Stored entries:
>>

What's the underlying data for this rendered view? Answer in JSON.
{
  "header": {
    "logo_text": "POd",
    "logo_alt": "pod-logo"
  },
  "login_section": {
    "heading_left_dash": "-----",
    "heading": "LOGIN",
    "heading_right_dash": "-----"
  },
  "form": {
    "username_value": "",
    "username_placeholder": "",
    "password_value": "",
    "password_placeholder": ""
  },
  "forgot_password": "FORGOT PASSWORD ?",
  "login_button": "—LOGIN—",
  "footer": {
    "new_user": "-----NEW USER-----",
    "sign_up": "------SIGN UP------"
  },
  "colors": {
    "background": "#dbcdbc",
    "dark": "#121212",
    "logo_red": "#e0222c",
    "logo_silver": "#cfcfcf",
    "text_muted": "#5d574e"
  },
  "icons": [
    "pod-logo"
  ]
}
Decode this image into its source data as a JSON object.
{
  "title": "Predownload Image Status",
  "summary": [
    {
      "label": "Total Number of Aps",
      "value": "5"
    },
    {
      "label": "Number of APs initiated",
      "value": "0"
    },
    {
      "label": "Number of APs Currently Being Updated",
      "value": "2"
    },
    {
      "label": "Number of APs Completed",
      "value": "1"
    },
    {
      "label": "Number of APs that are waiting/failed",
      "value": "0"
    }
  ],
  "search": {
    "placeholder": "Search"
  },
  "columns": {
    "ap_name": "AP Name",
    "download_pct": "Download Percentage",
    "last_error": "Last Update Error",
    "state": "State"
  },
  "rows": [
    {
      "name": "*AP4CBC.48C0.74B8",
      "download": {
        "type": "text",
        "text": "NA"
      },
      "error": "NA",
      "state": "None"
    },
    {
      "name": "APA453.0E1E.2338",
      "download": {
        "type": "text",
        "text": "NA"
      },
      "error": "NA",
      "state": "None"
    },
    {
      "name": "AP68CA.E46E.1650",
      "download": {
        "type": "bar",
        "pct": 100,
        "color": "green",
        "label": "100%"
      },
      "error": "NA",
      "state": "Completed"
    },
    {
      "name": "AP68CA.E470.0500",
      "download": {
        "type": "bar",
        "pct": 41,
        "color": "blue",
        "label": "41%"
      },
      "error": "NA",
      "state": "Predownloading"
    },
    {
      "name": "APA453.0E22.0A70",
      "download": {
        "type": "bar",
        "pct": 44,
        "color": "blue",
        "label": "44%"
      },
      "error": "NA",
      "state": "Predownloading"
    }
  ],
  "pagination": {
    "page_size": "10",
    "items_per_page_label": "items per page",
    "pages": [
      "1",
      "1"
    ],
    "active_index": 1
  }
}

<<

WORK INSTRUCTIONS: Find the lines above that include the string "data" and copy them.

FULL SOLUTION:
What's the underlying data for this rendered view? Answer in JSON.
Decode this image into its source data as a JSON object.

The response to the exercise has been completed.